Task to complete: Answer with a single number: how many lines in the listing below include "source"?

Listed entries:
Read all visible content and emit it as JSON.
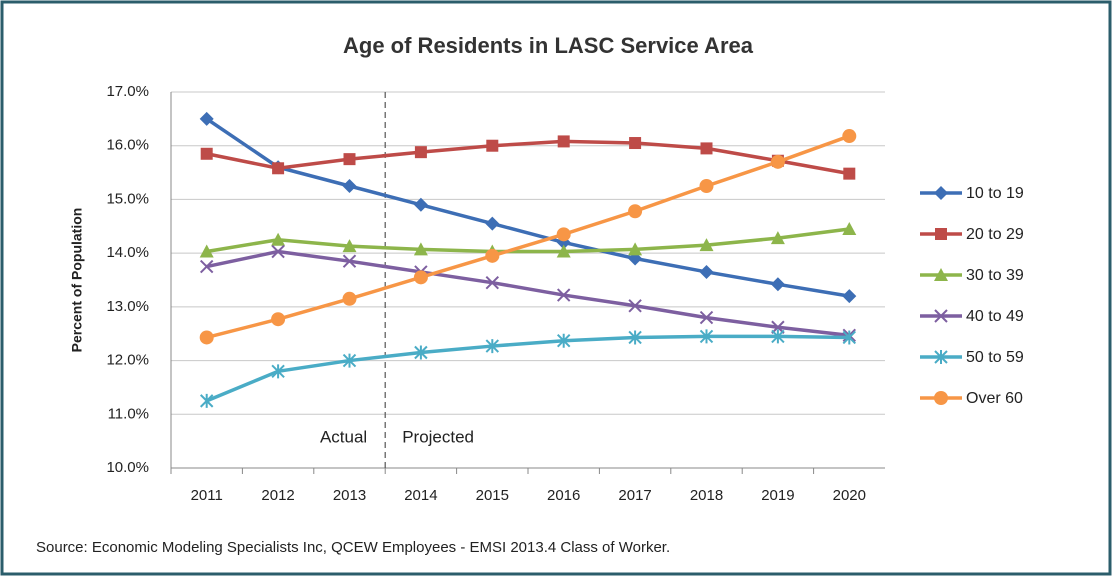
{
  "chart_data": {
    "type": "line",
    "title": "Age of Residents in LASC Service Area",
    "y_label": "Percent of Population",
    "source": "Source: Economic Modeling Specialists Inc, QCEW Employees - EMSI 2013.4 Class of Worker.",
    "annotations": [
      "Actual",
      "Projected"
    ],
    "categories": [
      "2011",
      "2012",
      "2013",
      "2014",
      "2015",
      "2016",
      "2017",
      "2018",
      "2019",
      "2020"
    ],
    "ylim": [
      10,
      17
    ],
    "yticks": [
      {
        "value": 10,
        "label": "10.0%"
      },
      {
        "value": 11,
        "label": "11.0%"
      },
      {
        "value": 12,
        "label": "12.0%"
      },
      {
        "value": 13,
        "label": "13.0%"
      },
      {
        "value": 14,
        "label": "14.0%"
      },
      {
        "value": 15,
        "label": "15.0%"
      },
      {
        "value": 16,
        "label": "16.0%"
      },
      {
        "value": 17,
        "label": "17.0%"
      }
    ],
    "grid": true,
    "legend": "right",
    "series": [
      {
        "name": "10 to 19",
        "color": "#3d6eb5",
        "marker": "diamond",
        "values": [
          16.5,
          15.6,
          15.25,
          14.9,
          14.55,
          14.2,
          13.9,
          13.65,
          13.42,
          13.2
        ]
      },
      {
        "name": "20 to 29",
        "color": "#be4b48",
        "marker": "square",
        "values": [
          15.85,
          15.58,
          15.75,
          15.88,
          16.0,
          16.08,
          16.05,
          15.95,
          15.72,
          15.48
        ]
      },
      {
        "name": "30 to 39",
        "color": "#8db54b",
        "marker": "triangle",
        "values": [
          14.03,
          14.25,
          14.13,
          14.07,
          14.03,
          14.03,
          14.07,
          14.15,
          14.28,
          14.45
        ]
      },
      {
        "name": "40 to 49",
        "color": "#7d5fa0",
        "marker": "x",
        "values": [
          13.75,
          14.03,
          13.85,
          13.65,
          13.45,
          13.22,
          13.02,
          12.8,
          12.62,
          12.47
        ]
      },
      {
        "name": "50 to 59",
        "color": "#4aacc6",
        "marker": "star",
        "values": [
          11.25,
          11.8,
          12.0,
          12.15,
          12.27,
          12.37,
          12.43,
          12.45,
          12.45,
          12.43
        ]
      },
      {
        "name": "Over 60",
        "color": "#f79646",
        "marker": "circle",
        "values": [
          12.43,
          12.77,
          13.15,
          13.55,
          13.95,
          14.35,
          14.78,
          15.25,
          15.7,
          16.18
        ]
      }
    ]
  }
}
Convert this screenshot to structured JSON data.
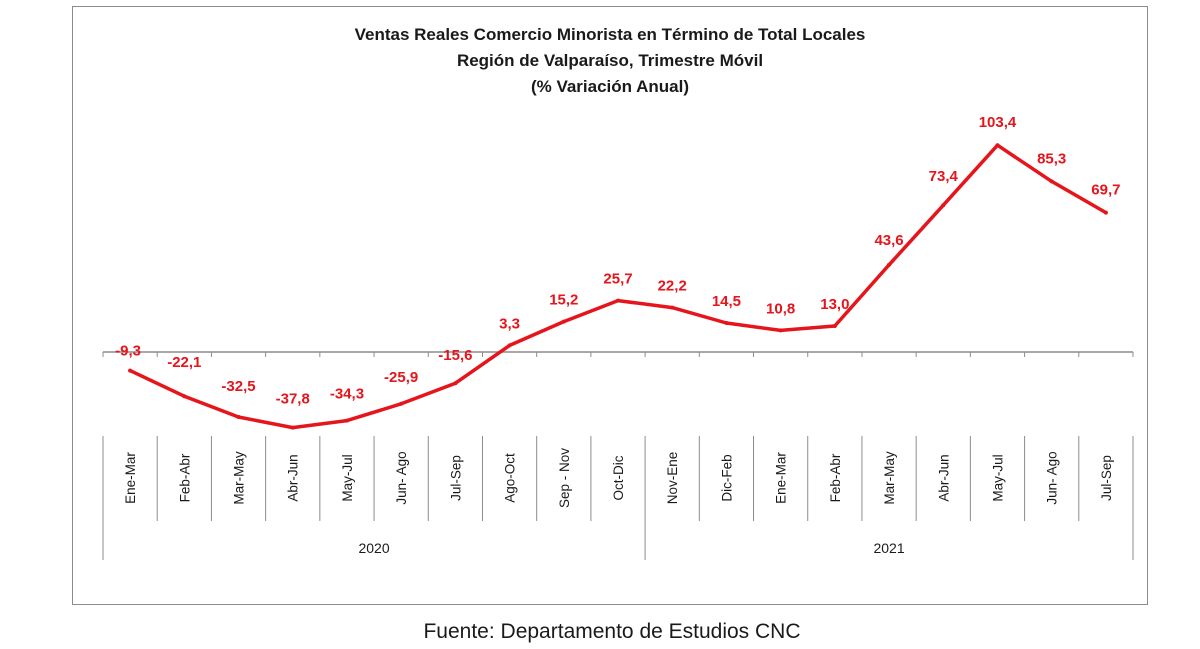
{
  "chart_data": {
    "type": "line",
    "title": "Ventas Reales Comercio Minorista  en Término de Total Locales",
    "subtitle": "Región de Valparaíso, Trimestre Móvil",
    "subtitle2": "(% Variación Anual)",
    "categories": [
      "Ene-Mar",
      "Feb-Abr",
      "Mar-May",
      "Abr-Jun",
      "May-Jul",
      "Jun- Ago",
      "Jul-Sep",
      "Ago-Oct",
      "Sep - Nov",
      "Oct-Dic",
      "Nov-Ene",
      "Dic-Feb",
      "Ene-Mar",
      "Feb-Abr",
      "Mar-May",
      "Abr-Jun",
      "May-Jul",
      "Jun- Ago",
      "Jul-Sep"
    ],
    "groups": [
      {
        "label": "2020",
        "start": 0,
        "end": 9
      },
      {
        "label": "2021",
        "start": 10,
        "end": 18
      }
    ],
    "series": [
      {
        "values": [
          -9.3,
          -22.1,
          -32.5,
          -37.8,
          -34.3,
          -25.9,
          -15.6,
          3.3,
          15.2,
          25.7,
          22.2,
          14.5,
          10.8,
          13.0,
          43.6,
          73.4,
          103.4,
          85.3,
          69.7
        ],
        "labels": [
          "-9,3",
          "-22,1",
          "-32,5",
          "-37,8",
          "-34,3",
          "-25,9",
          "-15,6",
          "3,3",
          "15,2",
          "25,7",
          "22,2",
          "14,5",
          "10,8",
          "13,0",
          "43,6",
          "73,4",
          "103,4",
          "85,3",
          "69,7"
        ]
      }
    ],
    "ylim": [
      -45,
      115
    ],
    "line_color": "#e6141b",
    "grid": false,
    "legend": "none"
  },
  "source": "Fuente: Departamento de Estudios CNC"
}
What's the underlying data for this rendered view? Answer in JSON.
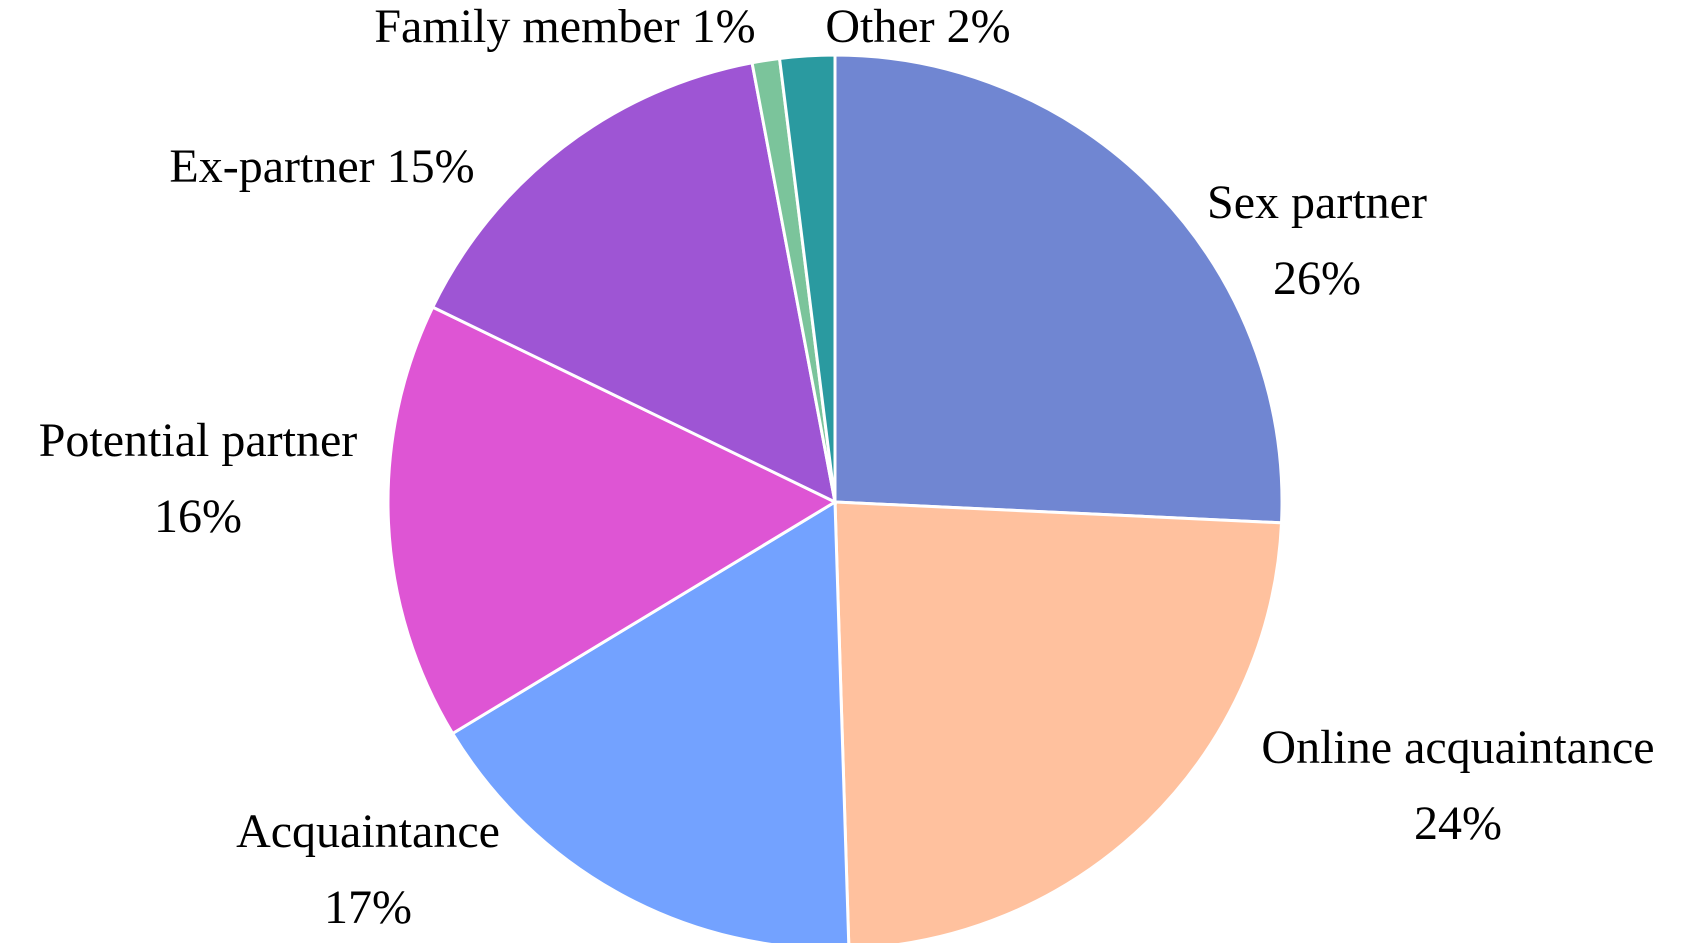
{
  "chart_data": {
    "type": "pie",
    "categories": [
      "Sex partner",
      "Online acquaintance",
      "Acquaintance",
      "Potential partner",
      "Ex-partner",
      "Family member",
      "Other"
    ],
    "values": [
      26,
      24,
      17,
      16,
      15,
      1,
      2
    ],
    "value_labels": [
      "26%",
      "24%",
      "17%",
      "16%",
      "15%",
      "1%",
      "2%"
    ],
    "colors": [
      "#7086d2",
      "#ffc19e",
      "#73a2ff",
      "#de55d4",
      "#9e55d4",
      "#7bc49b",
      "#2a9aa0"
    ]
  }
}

Result for this task: 2